[Exercise goal] Select the lines that hold the word "Highbury" and copy each one.

[start Stored records]

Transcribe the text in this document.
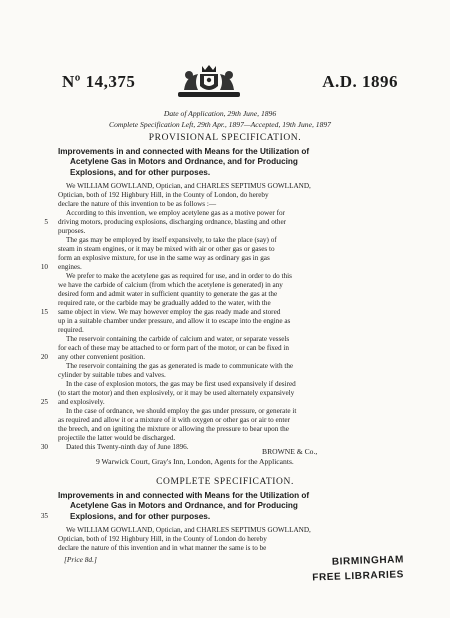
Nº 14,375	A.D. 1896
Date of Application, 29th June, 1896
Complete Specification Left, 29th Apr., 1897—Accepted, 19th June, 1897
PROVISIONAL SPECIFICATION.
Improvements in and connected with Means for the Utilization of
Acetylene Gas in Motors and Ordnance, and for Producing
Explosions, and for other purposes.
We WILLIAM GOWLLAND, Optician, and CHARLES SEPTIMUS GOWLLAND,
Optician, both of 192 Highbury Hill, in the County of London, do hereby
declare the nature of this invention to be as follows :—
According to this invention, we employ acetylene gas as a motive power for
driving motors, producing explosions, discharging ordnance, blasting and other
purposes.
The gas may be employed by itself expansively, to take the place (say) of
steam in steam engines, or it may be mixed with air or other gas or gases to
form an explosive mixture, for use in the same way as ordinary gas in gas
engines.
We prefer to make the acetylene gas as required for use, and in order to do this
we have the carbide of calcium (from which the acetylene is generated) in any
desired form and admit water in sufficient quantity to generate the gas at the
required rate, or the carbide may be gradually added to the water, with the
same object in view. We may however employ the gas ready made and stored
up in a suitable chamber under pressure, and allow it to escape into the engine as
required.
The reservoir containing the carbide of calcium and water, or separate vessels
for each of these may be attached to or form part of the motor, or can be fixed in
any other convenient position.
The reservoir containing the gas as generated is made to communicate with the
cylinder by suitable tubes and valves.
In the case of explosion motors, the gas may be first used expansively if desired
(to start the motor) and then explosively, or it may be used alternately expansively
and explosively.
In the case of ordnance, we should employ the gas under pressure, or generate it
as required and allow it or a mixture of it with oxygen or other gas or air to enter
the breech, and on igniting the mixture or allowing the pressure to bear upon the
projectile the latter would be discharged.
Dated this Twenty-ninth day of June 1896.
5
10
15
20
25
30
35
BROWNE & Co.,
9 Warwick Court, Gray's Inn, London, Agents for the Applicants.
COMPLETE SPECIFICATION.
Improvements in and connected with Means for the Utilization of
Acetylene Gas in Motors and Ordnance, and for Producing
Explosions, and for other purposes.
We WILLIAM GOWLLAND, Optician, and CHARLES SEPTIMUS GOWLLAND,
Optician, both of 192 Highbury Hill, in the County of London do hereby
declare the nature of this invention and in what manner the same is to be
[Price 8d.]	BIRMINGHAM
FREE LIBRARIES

[end Stored records]

[Solution to this exercise]
Optician, both of 192 Highbury Hill, in the County of London, do hereby
Optician, both of 192 Highbury Hill, in the County of London do hereby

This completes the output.